■ Problem: Scan the lines below for the word "Ecole". Copy each line you find it in.

■ Excerpted records:
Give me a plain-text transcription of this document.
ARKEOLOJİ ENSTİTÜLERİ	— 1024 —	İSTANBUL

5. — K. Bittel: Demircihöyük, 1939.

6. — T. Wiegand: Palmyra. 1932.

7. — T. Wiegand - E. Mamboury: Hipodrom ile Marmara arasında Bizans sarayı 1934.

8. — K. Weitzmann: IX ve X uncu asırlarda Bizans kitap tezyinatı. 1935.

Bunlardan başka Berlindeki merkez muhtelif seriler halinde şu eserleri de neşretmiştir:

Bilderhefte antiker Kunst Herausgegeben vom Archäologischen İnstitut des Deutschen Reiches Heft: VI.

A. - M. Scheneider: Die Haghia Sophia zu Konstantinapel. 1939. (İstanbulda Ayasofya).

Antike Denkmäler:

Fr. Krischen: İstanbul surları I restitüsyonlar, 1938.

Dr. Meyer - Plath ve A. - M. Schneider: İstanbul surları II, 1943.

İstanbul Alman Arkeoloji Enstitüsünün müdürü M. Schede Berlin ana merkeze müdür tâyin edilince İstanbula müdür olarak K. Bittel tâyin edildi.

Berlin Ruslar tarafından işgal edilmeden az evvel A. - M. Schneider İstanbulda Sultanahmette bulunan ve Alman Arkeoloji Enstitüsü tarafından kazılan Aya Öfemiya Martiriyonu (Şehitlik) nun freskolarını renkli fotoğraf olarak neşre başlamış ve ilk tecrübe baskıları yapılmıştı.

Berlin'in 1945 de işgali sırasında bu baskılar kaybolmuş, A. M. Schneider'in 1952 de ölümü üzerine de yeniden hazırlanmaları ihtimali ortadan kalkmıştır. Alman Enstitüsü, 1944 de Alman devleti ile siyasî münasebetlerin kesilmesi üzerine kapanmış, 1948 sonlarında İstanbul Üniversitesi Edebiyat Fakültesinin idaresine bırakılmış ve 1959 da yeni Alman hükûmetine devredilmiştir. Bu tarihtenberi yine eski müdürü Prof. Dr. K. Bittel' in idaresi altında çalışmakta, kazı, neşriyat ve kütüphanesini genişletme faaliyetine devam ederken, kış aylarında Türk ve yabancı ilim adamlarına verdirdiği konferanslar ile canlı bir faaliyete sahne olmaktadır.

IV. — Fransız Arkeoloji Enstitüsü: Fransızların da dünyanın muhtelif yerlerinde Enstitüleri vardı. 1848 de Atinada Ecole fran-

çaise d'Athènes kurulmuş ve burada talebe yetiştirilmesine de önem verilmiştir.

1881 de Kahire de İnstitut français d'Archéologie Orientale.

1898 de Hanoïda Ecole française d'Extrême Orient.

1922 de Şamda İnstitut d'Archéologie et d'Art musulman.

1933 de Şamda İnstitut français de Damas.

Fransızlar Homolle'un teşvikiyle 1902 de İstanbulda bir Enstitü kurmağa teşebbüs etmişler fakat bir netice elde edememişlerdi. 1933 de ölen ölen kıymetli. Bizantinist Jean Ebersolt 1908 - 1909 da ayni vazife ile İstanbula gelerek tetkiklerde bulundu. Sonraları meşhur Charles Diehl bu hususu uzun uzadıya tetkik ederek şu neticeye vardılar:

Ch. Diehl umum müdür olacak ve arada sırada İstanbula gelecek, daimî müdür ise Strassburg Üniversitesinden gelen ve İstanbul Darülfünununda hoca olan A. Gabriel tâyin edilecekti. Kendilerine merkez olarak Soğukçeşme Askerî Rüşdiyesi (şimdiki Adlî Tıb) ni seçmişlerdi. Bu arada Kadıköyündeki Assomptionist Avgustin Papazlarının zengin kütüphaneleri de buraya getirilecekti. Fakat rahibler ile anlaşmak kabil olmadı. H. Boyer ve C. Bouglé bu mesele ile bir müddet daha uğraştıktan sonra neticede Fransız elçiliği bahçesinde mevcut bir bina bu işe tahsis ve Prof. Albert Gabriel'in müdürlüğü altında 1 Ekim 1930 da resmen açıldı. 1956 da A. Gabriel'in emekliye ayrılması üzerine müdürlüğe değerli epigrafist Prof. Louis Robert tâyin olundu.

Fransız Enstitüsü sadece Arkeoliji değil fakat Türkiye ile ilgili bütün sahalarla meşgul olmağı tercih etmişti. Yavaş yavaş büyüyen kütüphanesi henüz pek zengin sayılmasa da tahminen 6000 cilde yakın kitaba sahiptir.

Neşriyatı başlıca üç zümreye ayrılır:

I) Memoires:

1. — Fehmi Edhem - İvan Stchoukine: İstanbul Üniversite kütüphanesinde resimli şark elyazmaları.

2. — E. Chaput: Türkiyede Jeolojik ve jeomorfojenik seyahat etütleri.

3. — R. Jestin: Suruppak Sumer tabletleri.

■ Exercise answer:
IV. — Fransız Arkeoloji Enstitüsü: Fransızların da dünyanın muhtelif yerlerinde Enstitüleri vardı. 1848 de Atinada Ecole fran-
1898 de Hanoïda Ecole française d'Extrême Orient.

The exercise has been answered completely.